Set problem 1:
Duplicate, from the article on the Russian naval operation near undersea infrastructure, the part that opens with the words containing "The UK response" and closes with "in real time.".
──────── Source extract ────────
The United Kingdom has disclosed a covert Russian naval operation near critical undersea infrastructure in the Atlantic, with Defence Secretary John Healey issuing a direct warning to Vladimir Putin that any interference with cables or pipelines would trigger “serious consequences”, in what officials describe as a deliberate and calibrated public signal following weeks of classified monitoring — reported by The WP Times citing Sky News and UK defence sources. According to the British government, three Russian vessels were detected operating for more than a month within the UK’s exclusive economic zone in the North Atlantic. These included an attack submarine assessed to be from the Akula class, alongside two specialised deep-sea submarines linked to Russia’s Main Directorate of Deep-Sea Research (GUGI), a unit widely associated by Western intelligence with sensitive seabed operations involving cables and pipelines. The activity follows earlier tracking of the Russian surveillance vessel Yantar in the same region in late 2025, reinforcing concerns over sustained monitoring of Western infrastructure.
Officials state that the deployment formed part of what Healey described as “hybrid warfare activity” directed at critical national infrastructure, particularly undersea communication cables and energy pipelines that underpin both the UK economy and wider NATO systems. While no physical damage has been confirmed, the presence and duration of the operation have raised the level of concern within defence and intelligence circles.

The UK response involved a coordinated, multi-layered surveillance effort combining naval and aerial assets. Royal Navy vessels operated alongside RAF Boeing P-8 Poseidon aircraft, supported by allied capabilities, in a continuous monitoring mission lasting over a month. More than 500 British personnel were involved. Sonar buoys were deployed to track underwater movement and, critically, to signal to the Russian submarines that they were being actively observed in real time.
“We tracked every move,” Healey said during a Downing Street briefing, adding that the operation demonstrated both capability and intent. The Akula-class submarine has since returned to base, while monitoring of the remaining vessels linked to GUGI continues. British officials emphasised that the submarines operated outside territorial waters but within the exclusive economic zone, an area where such activity is legally permissible yet strategically sensitive.
────────
Set problem 2:
In the listing, replace "Street" with "Avenue" in the part that opens with the line containing "theatre-item[interactable]: Theatre B" and closes with the line containing "theatre-list: Theatre A". Return only those lines, with nothing else altered.
──────── Data to use ────────
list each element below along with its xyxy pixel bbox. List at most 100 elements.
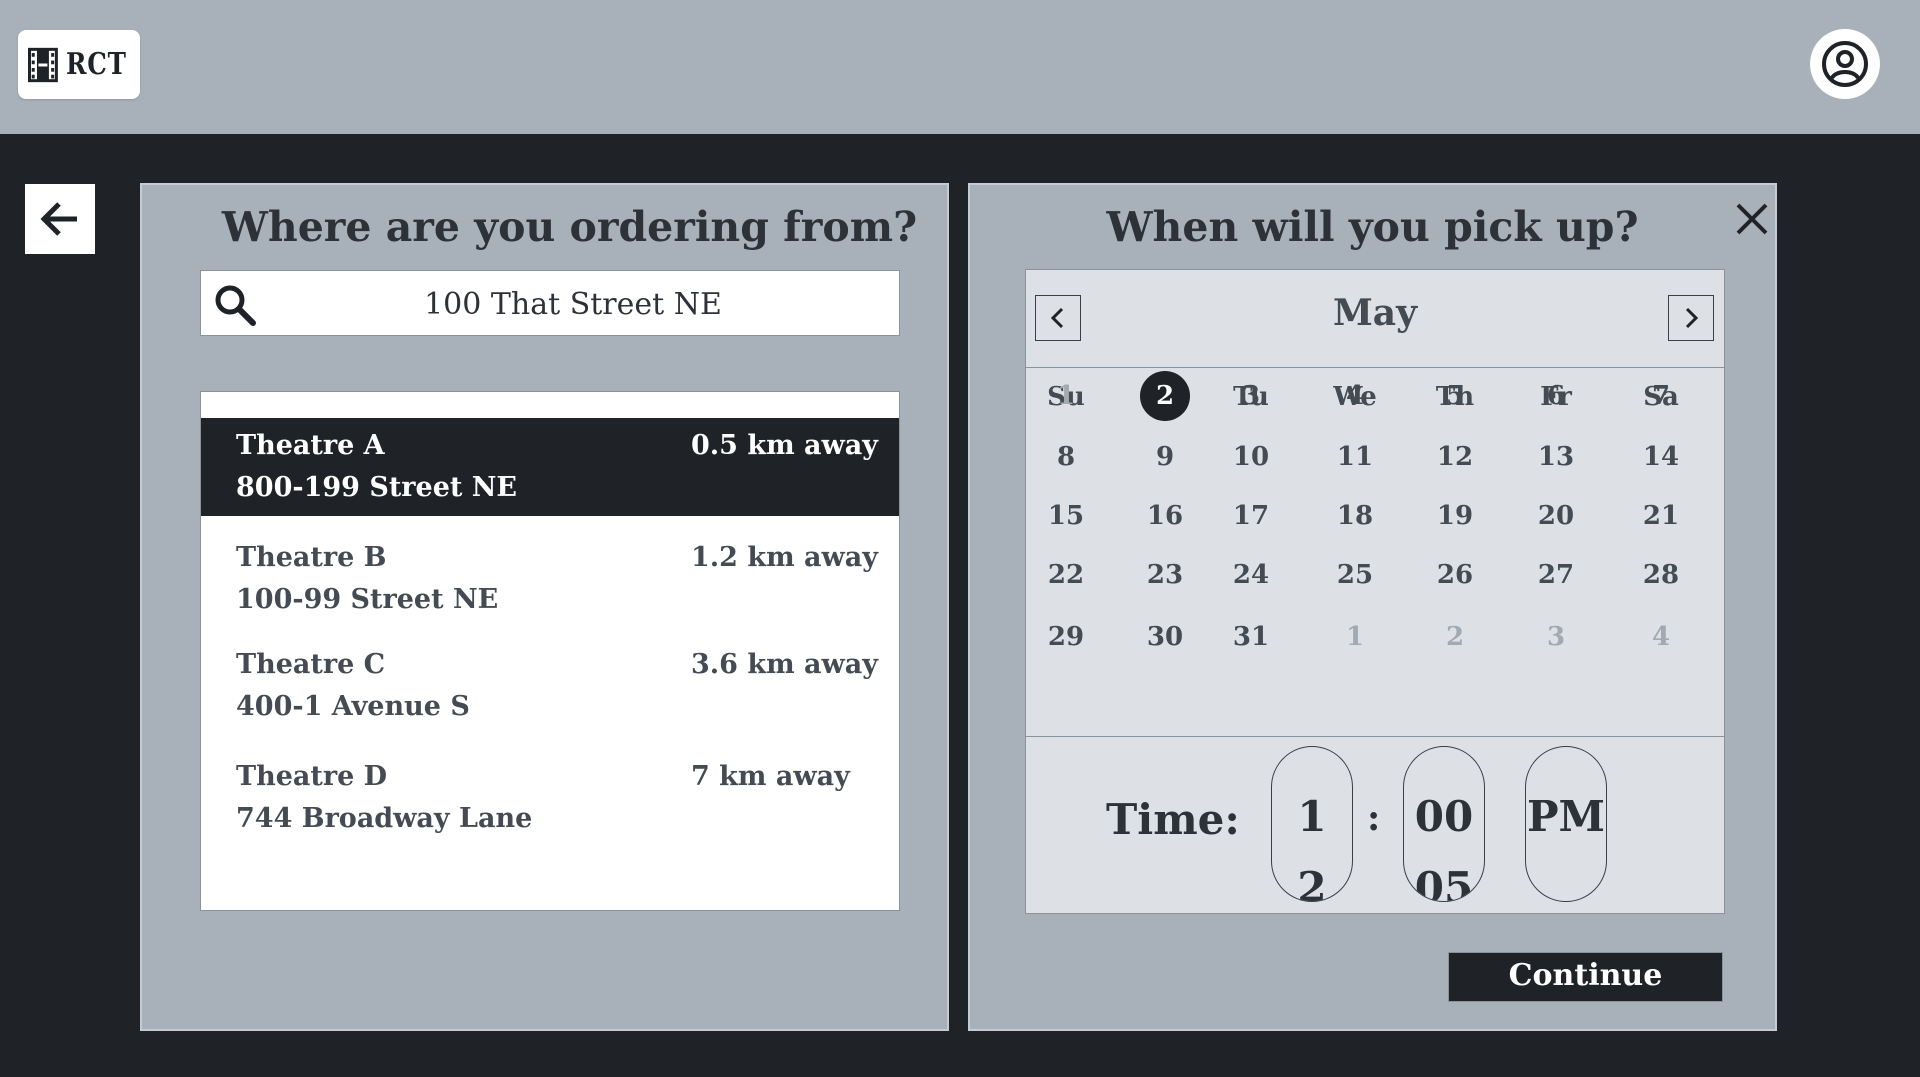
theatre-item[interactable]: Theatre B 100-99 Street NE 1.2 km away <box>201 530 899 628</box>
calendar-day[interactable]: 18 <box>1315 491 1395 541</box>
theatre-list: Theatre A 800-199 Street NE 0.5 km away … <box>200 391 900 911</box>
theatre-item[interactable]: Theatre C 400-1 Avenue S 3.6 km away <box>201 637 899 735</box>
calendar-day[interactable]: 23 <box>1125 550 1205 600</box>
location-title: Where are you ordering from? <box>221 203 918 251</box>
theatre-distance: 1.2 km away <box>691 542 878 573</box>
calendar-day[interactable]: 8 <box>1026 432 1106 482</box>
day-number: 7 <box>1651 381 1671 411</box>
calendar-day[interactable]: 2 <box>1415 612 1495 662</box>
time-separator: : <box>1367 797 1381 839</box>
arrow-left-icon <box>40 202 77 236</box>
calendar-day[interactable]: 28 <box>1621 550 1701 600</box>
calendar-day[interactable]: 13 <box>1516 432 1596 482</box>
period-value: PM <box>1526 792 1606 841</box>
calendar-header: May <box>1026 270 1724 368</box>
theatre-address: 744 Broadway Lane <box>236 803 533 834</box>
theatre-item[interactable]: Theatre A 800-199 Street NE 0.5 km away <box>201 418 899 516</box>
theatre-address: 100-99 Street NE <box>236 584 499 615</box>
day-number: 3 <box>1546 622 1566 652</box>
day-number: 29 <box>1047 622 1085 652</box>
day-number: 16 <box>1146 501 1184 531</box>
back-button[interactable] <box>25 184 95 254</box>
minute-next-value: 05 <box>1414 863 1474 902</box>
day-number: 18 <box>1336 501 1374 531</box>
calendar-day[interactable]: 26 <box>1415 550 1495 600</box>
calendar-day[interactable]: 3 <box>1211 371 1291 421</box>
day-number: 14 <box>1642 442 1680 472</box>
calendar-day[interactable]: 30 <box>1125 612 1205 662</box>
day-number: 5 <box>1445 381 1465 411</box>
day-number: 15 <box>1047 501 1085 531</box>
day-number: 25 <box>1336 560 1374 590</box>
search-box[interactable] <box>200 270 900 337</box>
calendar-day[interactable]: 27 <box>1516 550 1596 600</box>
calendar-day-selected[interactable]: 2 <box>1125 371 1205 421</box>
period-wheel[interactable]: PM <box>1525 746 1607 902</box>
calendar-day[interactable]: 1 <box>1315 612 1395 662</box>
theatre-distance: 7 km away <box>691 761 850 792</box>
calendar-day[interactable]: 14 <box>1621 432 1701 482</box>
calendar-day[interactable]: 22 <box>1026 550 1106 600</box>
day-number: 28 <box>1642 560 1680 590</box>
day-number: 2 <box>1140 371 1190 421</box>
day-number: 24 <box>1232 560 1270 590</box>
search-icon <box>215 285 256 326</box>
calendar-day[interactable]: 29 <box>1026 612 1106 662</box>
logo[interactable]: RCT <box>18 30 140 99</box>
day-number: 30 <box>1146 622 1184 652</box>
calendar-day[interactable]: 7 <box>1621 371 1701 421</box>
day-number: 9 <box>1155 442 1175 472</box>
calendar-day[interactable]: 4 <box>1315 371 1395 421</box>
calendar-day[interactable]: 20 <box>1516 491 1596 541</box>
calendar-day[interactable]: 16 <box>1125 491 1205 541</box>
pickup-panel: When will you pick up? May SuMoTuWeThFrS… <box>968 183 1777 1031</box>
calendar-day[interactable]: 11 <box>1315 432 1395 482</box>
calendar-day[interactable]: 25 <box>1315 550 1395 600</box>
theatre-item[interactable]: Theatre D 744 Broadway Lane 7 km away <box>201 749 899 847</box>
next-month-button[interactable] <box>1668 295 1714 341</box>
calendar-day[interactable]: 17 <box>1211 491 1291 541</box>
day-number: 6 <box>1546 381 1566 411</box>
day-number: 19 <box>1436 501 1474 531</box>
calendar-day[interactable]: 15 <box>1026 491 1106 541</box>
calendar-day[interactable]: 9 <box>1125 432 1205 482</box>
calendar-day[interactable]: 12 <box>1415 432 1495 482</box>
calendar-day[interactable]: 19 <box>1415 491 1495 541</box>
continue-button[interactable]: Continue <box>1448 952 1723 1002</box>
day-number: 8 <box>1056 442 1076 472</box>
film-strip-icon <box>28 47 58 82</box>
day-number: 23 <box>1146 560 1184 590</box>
────────
Full response 1:
The UK response involved a coordinated, multi-layered surveillance effort combining naval and aerial assets. Royal Navy vessels operated alongside RAF Boeing P-8 Poseidon aircraft, supported by allied capabilities, in a continuous monitoring mission lasting over a month. More than 500 British personnel were involved. Sonar buoys were deployed to track underwater movement and, critically, to signal to the Russian submarines that they were being actively observed in real time.

Full response 2:
theatre-item[interactable]: Theatre B 100-99 Avenue NE 1.2 km away <box>201 530 899 628</box>
calendar-day[interactable]: 18 <box>1315 491 1395 541</box>
theatre-list: Theatre A 800-199 Avenue NE 0.5 km away … <box>200 391 900 911</box>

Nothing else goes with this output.